Each entry should be quoted word for word, including every mark of punctuation.

(Data records)
● ● ● ●

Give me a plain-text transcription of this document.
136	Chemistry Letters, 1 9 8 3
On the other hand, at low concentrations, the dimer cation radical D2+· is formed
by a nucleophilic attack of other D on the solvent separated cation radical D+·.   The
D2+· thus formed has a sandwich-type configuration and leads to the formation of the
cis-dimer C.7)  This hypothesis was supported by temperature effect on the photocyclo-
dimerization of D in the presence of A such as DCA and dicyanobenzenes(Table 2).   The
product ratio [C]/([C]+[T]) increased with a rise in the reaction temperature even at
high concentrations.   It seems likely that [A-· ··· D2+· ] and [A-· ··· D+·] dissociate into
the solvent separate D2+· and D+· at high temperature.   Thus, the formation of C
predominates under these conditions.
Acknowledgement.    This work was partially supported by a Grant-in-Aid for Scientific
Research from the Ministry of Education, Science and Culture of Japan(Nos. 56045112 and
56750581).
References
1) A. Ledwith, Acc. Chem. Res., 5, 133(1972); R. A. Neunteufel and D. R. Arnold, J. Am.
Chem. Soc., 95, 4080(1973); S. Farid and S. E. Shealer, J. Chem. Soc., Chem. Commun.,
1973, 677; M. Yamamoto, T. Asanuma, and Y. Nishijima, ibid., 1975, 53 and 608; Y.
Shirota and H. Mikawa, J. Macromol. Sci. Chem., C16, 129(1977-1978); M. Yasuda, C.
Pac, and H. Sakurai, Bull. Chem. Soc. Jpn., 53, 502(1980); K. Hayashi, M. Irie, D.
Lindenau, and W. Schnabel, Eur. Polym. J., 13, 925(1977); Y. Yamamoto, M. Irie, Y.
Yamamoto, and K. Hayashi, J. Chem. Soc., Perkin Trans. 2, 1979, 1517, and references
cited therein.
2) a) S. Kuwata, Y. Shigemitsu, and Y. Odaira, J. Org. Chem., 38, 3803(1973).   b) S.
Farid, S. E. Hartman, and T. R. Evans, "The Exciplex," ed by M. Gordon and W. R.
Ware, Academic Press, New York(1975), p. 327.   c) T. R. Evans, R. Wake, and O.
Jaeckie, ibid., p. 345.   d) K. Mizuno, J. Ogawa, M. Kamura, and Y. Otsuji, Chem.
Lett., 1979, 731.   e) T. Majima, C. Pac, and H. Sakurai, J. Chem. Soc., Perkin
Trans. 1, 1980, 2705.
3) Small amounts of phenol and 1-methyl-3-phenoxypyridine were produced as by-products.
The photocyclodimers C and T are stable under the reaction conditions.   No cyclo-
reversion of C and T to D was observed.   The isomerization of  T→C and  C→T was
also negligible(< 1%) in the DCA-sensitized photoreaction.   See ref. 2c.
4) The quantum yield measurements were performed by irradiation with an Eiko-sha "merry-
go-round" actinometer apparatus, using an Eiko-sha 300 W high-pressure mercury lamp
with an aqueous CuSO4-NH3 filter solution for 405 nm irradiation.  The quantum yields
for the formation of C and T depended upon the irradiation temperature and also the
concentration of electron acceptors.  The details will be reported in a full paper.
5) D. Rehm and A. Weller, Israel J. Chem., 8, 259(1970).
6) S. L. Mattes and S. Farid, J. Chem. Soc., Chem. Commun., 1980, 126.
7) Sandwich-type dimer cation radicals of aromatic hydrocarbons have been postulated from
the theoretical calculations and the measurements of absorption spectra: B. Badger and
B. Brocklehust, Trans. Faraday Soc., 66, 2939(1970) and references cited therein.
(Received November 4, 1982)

● ● ● ●

◆ **Written solution**
Give me a plain-text transcription of this document.
136	Chemistry Letters, 1 9 8 3
On the other hand, at low concentrations, the dimer cation radical D2+· is formed
by a nucleophilic attack of other D on the solvent separated cation radical D+·.   The
D2+· thus formed has a sandwich-type configuration and leads to the formation of the
cis-dimer C.7)  This hypothesis was supported by temperature effect on the photocyclo-
dimerization of D in the presence of A such as DCA and dicyanobenzenes(Table 2).   The
product ratio [C]/([C]+[T]) increased with a rise in the reaction temperature even at
high concentrations.   It seems likely that [A-· ··· D2+· ] and [A-· ··· D+·] dissociate into
the solvent separate D2+· and D+· at high temperature.   Thus, the formation of C
predominates under these conditions.
Acknowledgement.    This work was partially supported by a Grant-in-Aid for Scientific
Research from the Ministry of Education, Science and Culture of Japan(Nos. 56045112 and
56750581).
References
1) A. Ledwith, Acc. Chem. Res., 5, 133(1972); R. A. Neunteufel and D. R. Arnold, J. Am.
Chem. Soc., 95, 4080(1973); S. Farid and S. E. Shealer, J. Chem. Soc., Chem. Commun.,
1973, 677; M. Yamamoto, T. Asanuma, and Y. Nishijima, ibid., 1975, 53 and 608; Y.
Shirota and H. Mikawa, J. Macromol. Sci. Chem., C16, 129(1977-1978); M. Yasuda, C.
Pac, and H. Sakurai, Bull. Chem. Soc. Jpn., 53, 502(1980); K. Hayashi, M. Irie, D.
Lindenau, and W. Schnabel, Eur. Polym. J., 13, 925(1977); Y. Yamamoto, M. Irie, Y.
Yamamoto, and K. Hayashi, J. Chem. Soc., Perkin Trans. 2, 1979, 1517, and references
cited therein.
2) a) S. Kuwata, Y. Shigemitsu, and Y. Odaira, J. Org. Chem., 38, 3803(1973).   b) S.
Farid, S. E. Hartman, and T. R. Evans, "The Exciplex," ed by M. Gordon and W. R.
Ware, Academic Press, New York(1975), p. 327.   c) T. R. Evans, R. Wake, and O.
Jaeckie, ibid., p. 345.   d) K. Mizuno, J. Ogawa, M. Kamura, and Y. Otsuji, Chem.
Lett., 1979, 731.   e) T. Majima, C. Pac, and H. Sakurai, J. Chem. Soc., Perkin
Trans. 1, 1980, 2705.
3) Small amounts of phenol and 1-methyl-3-phenoxypyridine were produced as by-products.
The photocyclodimers C and T are stable under the reaction conditions.   No cyclo-
reversion of C and T to D was observed.   The isomerization of  T→C and  C→T was
also negligible(< 1%) in the DCA-sensitized photoreaction.   See ref. 2c.
4) The quantum yield measurements were performed by irradiation with an Eiko-sha "merry-
go-round" actinometer apparatus, using an Eiko-sha 300 W high-pressure mercury lamp
with an aqueous CuSO4-NH3 filter solution for 405 nm irradiation.  The quantum yields
for the formation of C and T depended upon the irradiation temperature and also the
concentration of electron acceptors.  The details will be reported in a full paper.
5) D. Rehm and A. Weller, Israel J. Chem., 8, 259(1970).
6) S. L. Mattes and S. Farid, J. Chem. Soc., Chem. Commun., 1980, 126.
7) Sandwich-type dimer cation radicals of aromatic hydrocarbons have been postulated from
the theoretical calculations and the measurements of absorption spectra: B. Badger and
B. Brocklehust, Trans. Faraday Soc., 66, 2939(1970) and references cited therein.
(Received November 4, 1982)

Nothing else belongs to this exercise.